→ What this task involves
Present the data as a JSON list of strings, one string per line, omitting blank lines. Begin at the first line of the data and stop after the line that contains "key-e[interactable]: E (269, 542, 380, 645)".

→ Stored rows

════════

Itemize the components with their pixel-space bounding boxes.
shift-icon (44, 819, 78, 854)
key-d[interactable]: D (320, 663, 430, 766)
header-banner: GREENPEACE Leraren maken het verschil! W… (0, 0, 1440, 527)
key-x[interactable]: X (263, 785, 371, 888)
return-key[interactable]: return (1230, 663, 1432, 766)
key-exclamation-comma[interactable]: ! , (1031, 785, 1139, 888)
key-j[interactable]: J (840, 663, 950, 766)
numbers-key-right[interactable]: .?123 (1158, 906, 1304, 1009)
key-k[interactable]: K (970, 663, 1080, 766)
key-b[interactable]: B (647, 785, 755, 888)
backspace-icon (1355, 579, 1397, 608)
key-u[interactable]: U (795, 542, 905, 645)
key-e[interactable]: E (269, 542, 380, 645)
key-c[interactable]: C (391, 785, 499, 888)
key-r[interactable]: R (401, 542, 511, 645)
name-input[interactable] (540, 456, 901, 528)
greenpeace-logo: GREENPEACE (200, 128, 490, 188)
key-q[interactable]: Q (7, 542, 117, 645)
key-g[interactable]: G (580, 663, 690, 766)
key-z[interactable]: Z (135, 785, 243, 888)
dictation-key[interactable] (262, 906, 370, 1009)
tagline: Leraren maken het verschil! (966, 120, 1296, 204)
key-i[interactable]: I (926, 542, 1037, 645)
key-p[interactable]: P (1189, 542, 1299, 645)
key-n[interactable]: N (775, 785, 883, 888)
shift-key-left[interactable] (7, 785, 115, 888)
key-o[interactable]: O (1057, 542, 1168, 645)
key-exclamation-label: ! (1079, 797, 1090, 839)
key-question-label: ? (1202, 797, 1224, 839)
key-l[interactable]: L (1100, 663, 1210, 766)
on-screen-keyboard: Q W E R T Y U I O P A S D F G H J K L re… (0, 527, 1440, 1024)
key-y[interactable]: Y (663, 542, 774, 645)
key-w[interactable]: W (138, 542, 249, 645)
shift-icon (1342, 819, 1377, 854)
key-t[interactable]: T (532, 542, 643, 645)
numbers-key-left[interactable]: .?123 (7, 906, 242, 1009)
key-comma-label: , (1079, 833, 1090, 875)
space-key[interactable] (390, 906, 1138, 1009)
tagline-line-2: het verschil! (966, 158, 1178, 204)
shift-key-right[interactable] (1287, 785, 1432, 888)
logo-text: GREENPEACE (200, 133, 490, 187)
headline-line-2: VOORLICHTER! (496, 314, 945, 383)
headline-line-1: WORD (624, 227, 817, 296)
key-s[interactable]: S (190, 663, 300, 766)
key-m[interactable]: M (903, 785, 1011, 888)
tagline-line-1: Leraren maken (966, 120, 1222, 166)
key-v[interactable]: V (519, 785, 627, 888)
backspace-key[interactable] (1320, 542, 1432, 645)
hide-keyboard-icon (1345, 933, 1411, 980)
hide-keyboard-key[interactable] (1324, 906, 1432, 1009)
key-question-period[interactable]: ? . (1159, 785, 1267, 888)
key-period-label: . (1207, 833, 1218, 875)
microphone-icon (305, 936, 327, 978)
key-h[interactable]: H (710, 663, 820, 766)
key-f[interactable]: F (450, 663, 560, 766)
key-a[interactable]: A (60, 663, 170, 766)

════════

→ Answer to this problem
[
  "Itemize the components with their pixel-space bounding boxes.",
  "shift-icon (44, 819, 78, 854)",
  "key-d[interactable]: D (320, 663, 430, 766)",
  "header-banner: GREENPEACE Leraren maken het verschil! W… (0, 0, 1440, 527)",
  "key-x[interactable]: X (263, 785, 371, 888)",
  "return-key[interactable]: return (1230, 663, 1432, 766)",
  "key-exclamation-comma[interactable]: ! , (1031, 785, 1139, 888)",
  "key-j[interactable]: J (840, 663, 950, 766)",
  "numbers-key-right[interactable]: .?123 (1158, 906, 1304, 1009)",
  "key-k[interactable]: K (970, 663, 1080, 766)",
  "key-b[interactable]: B (647, 785, 755, 888)",
  "backspace-icon (1355, 579, 1397, 608)",
  "key-u[interactable]: U (795, 542, 905, 645)",
  "key-e[interactable]: E (269, 542, 380, 645)"
]